Task statement
Identify each line below containing the string "输送电能" and copy it.

Data entries

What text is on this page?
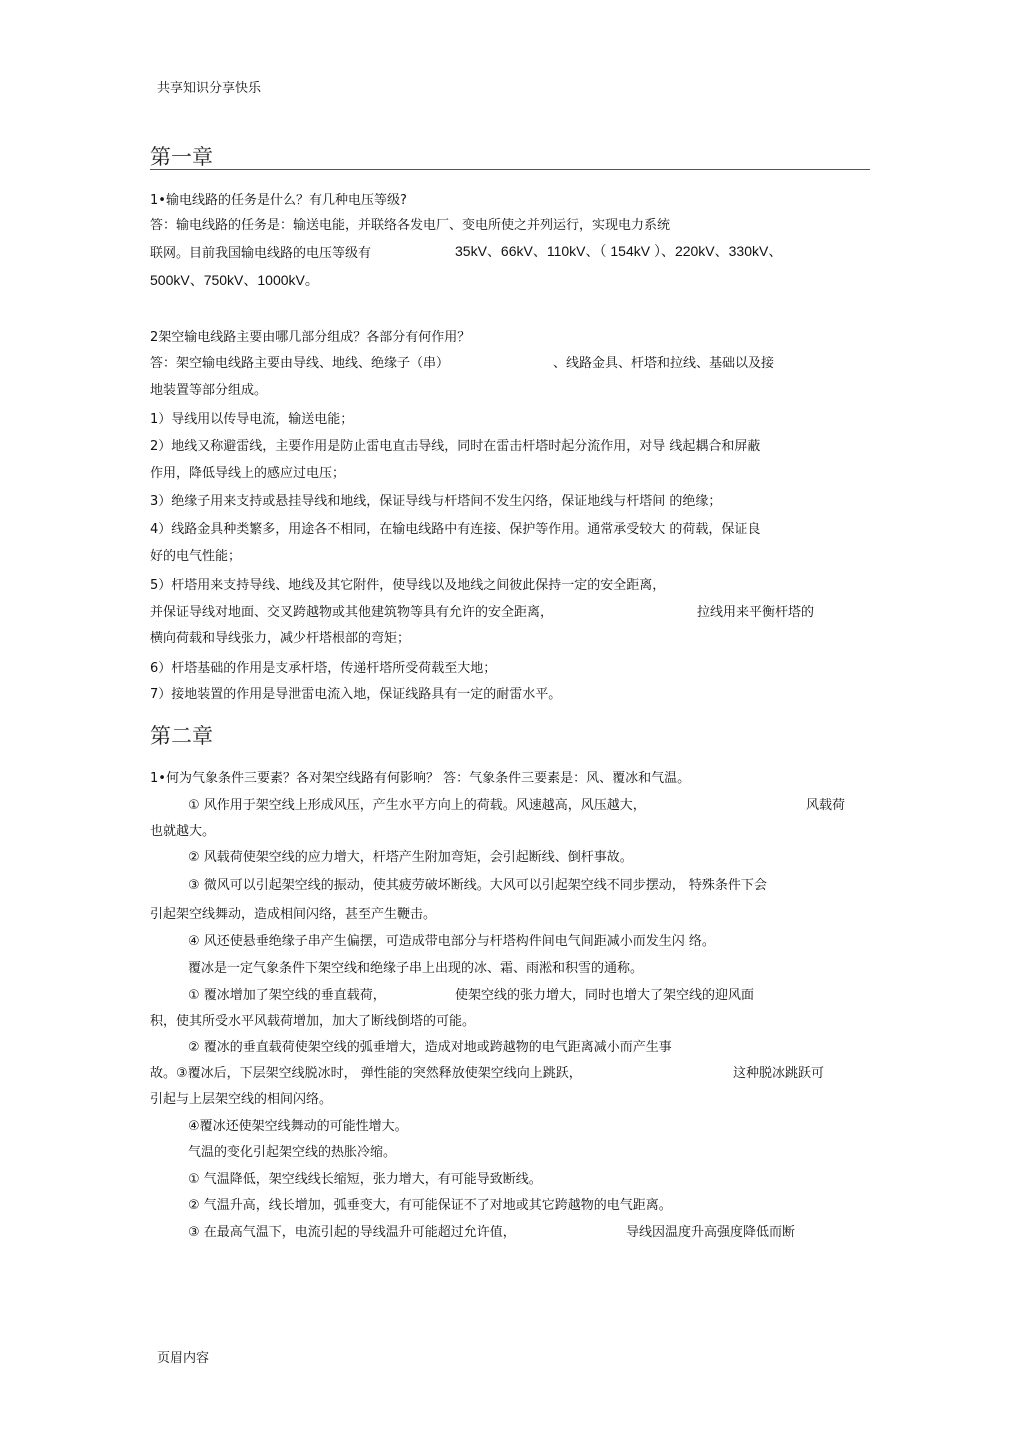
共享知识分享快乐
第一章
1•输电线路的任务是什么？有几种电压等级?
答：输电线路的任务是：输送电能，并联络各发电厂、变电所使之并列运行，实现电力系统
联网。目前我国输电线路的电压等级有	35kV、66kV、110kV、（ 154kV ）、220kV、330kV、
500kV、750kV、1000kV。
2架空输电线路主要由哪几部分组成？各部分有何作用？
答：架空输电线路主要由导线、地线、绝缘子（串）	、线路金具、杆塔和拉线、基础以及接
地装置等部分组成。
1）导线用以传导电流，输送电能；
2）地线又称避雷线，主要作用是防止雷电直击导线，同时在雷击杆塔时起分流作用，对导 线起耦合和屏蔽
作用，降低导线上的感应过电压；
3）绝缘子用来支持或悬挂导线和地线，保证导线与杆塔间不发生闪络，保证地线与杆塔间 的绝缘；
4）线路金具种类繁多，用途各不相同，在输电线路中有连接、保护等作用。通常承受较大 的荷载，保证良
好的电气性能；
5）杆塔用来支持导线、地线及其它附件，使导线以及地线之间彼此保持一定的安全距离，
并保证导线对地面、交叉跨越物或其他建筑物等具有允许的安全距离，	拉线用来平衡杆塔的
横向荷载和导线张力，减少杆塔根部的弯矩；
6）杆塔基础的作用是支承杆塔，传递杆塔所受荷载至大地；
7）接地装置的作用是导泄雷电流入地，保证线路具有一定的耐雷水平。
第二章
1•何为气象条件三要素？各对架空线路有何影响？ 答：气象条件三要素是：风、覆冰和气温。
① 风作用于架空线上形成风压，产生水平方向上的荷载。风速越高，风压越大，	风载荷
也就越大。
② 风载荷使架空线的应力增大，杆塔产生附加弯矩，会引起断线、倒杆事故。
③ 微风可以引起架空线的振动，使其疲劳破坏断线。大风可以引起架空线不同步摆动， 特殊条件下会
引起架空线舞动，造成相间闪络，甚至产生鞭击。
④ 风还使悬垂绝缘子串产生偏摆，可造成带电部分与杆塔构件间电气间距减小而发生闪 络。
覆冰是一定气象条件下架空线和绝缘子串上出现的冰、霜、雨淞和积雪的通称。
① 覆冰增加了架空线的垂直载荷，	使架空线的张力增大，同时也增大了架空线的迎风面
积，使其所受水平风载荷增加，加大了断线倒塔的可能。
② 覆冰的垂直载荷使架空线的弧垂增大，造成对地或跨越物的电气距离减小而产生事
故。③覆冰后，下层架空线脱冰时， 弹性能的突然释放使架空线向上跳跃，	这种脱冰跳跃可
引起与上层架空线的相间闪络。
④覆冰还使架空线舞动的可能性增大。
气温的变化引起架空线的热胀冷缩。
① 气温降低，架空线线长缩短，张力增大，有可能导致断线。
② 气温升高，线长增加，弧垂变大，有可能保证不了对地或其它跨越物的电气距离。
③ 在最高气温下，电流引起的导线温升可能超过允许值，	导线因温度升高强度降低而断
页眉内容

Response
答：输电线路的任务是：输送电能，并联络各发电厂、变电所使之并列运行，实现电力系统
1）导线用以传导电流，输送电能；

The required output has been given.